==== Dataset records ====
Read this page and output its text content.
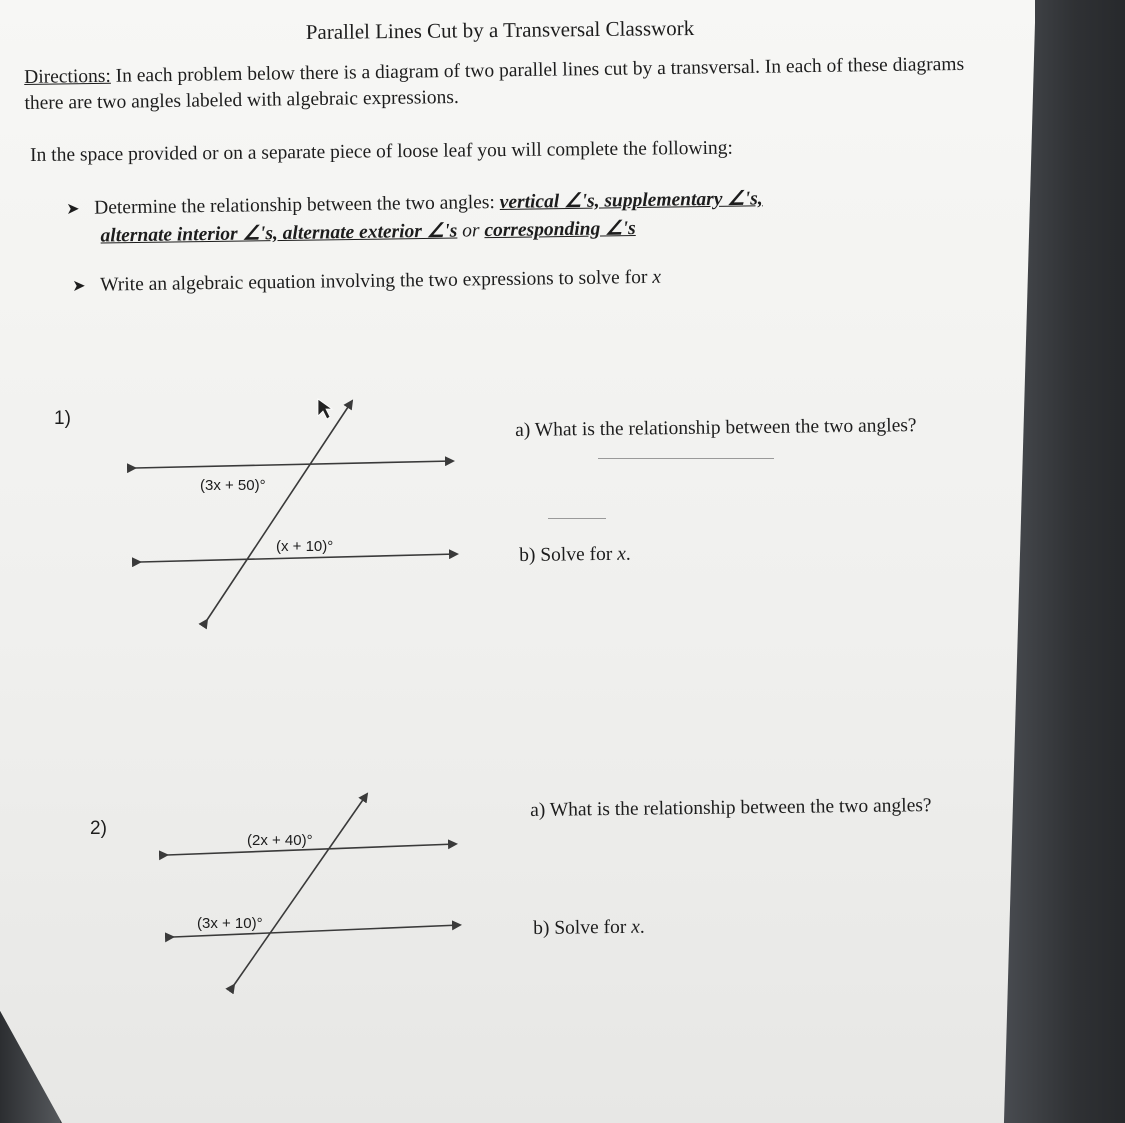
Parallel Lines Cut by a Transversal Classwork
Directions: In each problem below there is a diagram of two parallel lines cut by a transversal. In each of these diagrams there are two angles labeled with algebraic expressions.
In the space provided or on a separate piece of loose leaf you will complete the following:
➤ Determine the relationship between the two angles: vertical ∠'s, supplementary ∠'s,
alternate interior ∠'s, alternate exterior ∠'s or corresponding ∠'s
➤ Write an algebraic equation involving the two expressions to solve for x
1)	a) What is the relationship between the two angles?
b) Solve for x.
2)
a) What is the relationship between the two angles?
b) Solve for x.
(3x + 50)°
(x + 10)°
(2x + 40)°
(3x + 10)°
====
## [Task brief]
State how many lines of the listing above hold the word "expressions", with nothing but the number.

## [The answer]
2